WRITTEN EXERCISE:
Write out the entire listing below exactly, with the pictures left out.

(Figure data in JSON)

** begin **

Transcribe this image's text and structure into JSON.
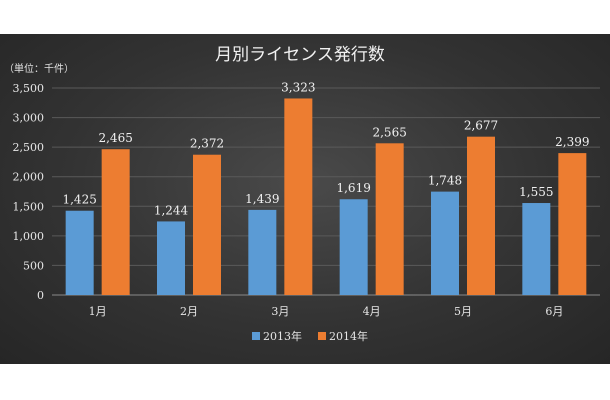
{
  "chart_data": {
    "type": "bar",
    "title": "月別ライセンス発行数",
    "unit_label": "（単位：千件）",
    "categories": [
      "1月",
      "2月",
      "3月",
      "4月",
      "5月",
      "6月"
    ],
    "series": [
      {
        "name": "2013年",
        "values": [
          1425,
          1244,
          1439,
          1619,
          1748,
          1555
        ],
        "color": "#5b9bd5"
      },
      {
        "name": "2014年",
        "values": [
          2465,
          2372,
          3323,
          2565,
          2677,
          2399
        ],
        "color": "#ed7d31"
      }
    ],
    "value_labels": [
      [
        "1,425",
        "1,244",
        "1,439",
        "1,619",
        "1,748",
        "1,555"
      ],
      [
        "2,465",
        "2,372",
        "3,323",
        "2,565",
        "2,677",
        "2,399"
      ]
    ],
    "ylim": [
      0,
      3500
    ],
    "yticks": [
      0,
      500,
      1000,
      1500,
      2000,
      2500,
      3000,
      3500
    ],
    "ytick_labels": [
      "0",
      "500",
      "1,000",
      "1,500",
      "2,000",
      "2,500",
      "3,000",
      "3,500"
    ],
    "grid": true,
    "legend_position": "bottom"
  }
}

** end **

TASK RESPONSE:
Transcribe this image's text and structure into JSON.
{
  "chart_data": {
    "type": "bar",
    "title": "月別ライセンス発行数",
    "unit_label": "（単位：千件）",
    "categories": [
      "1月",
      "2月",
      "3月",
      "4月",
      "5月",
      "6月"
    ],
    "series": [
      {
        "name": "2013年",
        "values": [
          1425,
          1244,
          1439,
          1619,
          1748,
          1555
        ],
        "color": "#5b9bd5"
      },
      {
        "name": "2014年",
        "values": [
          2465,
          2372,
          3323,
          2565,
          2677,
          2399
        ],
        "color": "#ed7d31"
      }
    ],
    "value_labels": [
      [
        "1,425",
        "1,244",
        "1,439",
        "1,619",
        "1,748",
        "1,555"
      ],
      [
        "2,465",
        "2,372",
        "3,323",
        "2,565",
        "2,677",
        "2,399"
      ]
    ],
    "ylim": [
      0,
      3500
    ],
    "yticks": [
      0,
      500,
      1000,
      1500,
      2000,
      2500,
      3000,
      3500
    ],
    "ytick_labels": [
      "0",
      "500",
      "1,000",
      "1,500",
      "2,000",
      "2,500",
      "3,000",
      "3,500"
    ],
    "grid": true,
    "legend_position": "bottom"
  }
}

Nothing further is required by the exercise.